■ Task prompt ■
All material below is to be reproduced exactly.

■ Records supplied ■
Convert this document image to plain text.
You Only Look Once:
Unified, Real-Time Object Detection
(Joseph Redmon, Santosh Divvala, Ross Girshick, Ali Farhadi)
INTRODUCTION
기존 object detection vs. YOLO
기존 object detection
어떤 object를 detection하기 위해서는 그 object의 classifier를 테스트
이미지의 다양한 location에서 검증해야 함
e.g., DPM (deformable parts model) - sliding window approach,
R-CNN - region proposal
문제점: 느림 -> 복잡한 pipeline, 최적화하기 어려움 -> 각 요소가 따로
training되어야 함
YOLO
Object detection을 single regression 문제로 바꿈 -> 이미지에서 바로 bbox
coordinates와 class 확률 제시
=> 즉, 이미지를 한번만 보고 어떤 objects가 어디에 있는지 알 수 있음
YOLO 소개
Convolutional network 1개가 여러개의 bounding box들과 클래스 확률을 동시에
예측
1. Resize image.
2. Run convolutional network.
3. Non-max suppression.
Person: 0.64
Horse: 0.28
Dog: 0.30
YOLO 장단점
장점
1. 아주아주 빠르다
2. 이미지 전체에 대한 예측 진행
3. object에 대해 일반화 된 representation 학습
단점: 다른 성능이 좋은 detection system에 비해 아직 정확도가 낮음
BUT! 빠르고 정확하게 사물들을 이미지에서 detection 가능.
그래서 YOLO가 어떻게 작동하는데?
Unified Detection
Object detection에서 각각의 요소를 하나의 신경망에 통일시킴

■ The completed task ■
Convert this document image to plain text.
You Only Look Once:
Unified, Real-Time Object Detection
(Joseph Redmon, Santosh Divvala, Ross Girshick, Ali Farhadi)
INTRODUCTION
기존 object detection vs. YOLO
기존 object detection
어떤 object를 detection하기 위해서는 그 object의 classifier를 테스트
이미지의 다양한 location에서 검증해야 함
e.g., DPM (deformable parts model) - sliding window approach,
R-CNN - region proposal
문제점: 느림 -> 복잡한 pipeline, 최적화하기 어려움 -> 각 요소가 따로
training되어야 함
YOLO
Object detection을 single regression 문제로 바꿈 -> 이미지에서 바로 bbox
coordinates와 class 확률 제시
=> 즉, 이미지를 한번만 보고 어떤 objects가 어디에 있는지 알 수 있음
YOLO 소개
Convolutional network 1개가 여러개의 bounding box들과 클래스 확률을 동시에
예측
1. Resize image.
2. Run convolutional network.
3. Non-max suppression.
Person: 0.64
Horse: 0.28
Dog: 0.30
YOLO 장단점
장점
1. 아주아주 빠르다
2. 이미지 전체에 대한 예측 진행
3. object에 대해 일반화 된 representation 학습
단점: 다른 성능이 좋은 detection system에 비해 아직 정확도가 낮음
BUT! 빠르고 정확하게 사물들을 이미지에서 detection 가능.
그래서 YOLO가 어떻게 작동하는데?
Unified Detection
Object detection에서 각각의 요소를 하나의 신경망에 통일시킴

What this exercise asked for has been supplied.